- _Task directions_
Here is a block of records. Copy every one of them exactly.

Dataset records
━━━
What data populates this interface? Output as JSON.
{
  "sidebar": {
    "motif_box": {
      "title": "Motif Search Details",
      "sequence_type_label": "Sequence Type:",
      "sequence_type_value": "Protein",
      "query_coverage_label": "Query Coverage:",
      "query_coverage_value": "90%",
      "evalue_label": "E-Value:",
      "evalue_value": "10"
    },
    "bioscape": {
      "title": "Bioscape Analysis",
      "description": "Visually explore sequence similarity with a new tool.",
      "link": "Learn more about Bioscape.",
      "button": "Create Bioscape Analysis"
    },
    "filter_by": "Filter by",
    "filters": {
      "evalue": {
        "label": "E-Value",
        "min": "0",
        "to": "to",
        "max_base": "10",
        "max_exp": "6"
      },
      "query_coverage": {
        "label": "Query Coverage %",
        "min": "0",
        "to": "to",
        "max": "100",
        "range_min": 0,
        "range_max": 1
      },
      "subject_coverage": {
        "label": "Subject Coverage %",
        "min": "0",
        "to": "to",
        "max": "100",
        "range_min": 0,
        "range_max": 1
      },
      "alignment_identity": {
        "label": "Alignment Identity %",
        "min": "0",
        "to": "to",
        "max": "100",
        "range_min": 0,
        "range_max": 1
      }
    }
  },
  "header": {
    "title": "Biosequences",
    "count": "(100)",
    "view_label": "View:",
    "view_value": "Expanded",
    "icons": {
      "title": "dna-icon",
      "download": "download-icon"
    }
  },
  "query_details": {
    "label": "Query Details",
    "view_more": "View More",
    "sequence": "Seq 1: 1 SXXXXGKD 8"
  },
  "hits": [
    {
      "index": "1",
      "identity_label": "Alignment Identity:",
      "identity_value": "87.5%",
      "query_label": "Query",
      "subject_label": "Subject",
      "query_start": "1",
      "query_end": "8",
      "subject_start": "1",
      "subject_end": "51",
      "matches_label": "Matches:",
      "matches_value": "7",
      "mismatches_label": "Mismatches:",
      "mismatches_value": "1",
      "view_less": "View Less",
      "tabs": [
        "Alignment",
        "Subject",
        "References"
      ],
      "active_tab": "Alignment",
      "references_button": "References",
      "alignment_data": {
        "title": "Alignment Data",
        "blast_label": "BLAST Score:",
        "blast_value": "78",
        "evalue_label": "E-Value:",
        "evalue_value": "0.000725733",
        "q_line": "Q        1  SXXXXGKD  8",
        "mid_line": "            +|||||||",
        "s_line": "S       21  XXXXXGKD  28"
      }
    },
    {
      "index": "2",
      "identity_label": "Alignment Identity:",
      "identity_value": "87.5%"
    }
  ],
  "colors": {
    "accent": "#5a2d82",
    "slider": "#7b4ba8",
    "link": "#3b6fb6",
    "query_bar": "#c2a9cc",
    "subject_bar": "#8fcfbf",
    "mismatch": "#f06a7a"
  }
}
━━━
- _Response area_
What data populates this interface? Output as JSON.
{
  "sidebar": {
    "motif_box": {
      "title": "Motif Search Details",
      "sequence_type_label": "Sequence Type:",
      "sequence_type_value": "Protein",
      "query_coverage_label": "Query Coverage:",
      "query_coverage_value": "90%",
      "evalue_label": "E-Value:",
      "evalue_value": "10"
    },
    "bioscape": {
      "title": "Bioscape Analysis",
      "description": "Visually explore sequence similarity with a new tool.",
      "link": "Learn more about Bioscape.",
      "button": "Create Bioscape Analysis"
    },
    "filter_by": "Filter by",
    "filters": {
      "evalue": {
        "label": "E-Value",
        "min": "0",
        "to": "to",
        "max_base": "10",
        "max_exp": "6"
      },
      "query_coverage": {
        "label": "Query Coverage %",
        "min": "0",
        "to": "to",
        "max": "100",
        "range_min": 0,
        "range_max": 1
      },
      "subject_coverage": {
        "label": "Subject Coverage %",
        "min": "0",
        "to": "to",
        "max": "100",
        "range_min": 0,
        "range_max": 1
      },
      "alignment_identity": {
        "label": "Alignment Identity %",
        "min": "0",
        "to": "to",
        "max": "100",
        "range_min": 0,
        "range_max": 1
      }
    }
  },
  "header": {
    "title": "Biosequences",
    "count": "(100)",
    "view_label": "View:",
    "view_value": "Expanded",
    "icons": {
      "title": "dna-icon",
      "download": "download-icon"
    }
  },
  "query_details": {
    "label": "Query Details",
    "view_more": "View More",
    "sequence": "Seq 1: 1 SXXXXGKD 8"
  },
  "hits": [
    {
      "index": "1",
      "identity_label": "Alignment Identity:",
      "identity_value": "87.5%",
      "query_label": "Query",
      "subject_label": "Subject",
      "query_start": "1",
      "query_end": "8",
      "subject_start": "1",
      "subject_end": "51",
      "matches_label": "Matches:",
      "matches_value": "7",
      "mismatches_label": "Mismatches:",
      "mismatches_value": "1",
      "view_less": "View Less",
      "tabs": [
        "Alignment",
        "Subject",
        "References"
      ],
      "active_tab": "Alignment",
      "references_button": "References",
      "alignment_data": {
        "title": "Alignment Data",
        "blast_label": "BLAST Score:",
        "blast_value": "78",
        "evalue_label": "E-Value:",
        "evalue_value": "0.000725733",
        "q_line": "Q        1  SXXXXGKD  8",
        "mid_line": "            +|||||||",
        "s_line": "S       21  XXXXXGKD  28"
      }
    },
    {
      "index": "2",
      "identity_label": "Alignment Identity:",
      "identity_value": "87.5%"
    }
  ],
  "colors": {
    "accent": "#5a2d82",
    "slider": "#7b4ba8",
    "link": "#3b6fb6",
    "query_bar": "#c2a9cc",
    "subject_bar": "#8fcfbf",
    "mismatch": "#f06a7a"
  }
}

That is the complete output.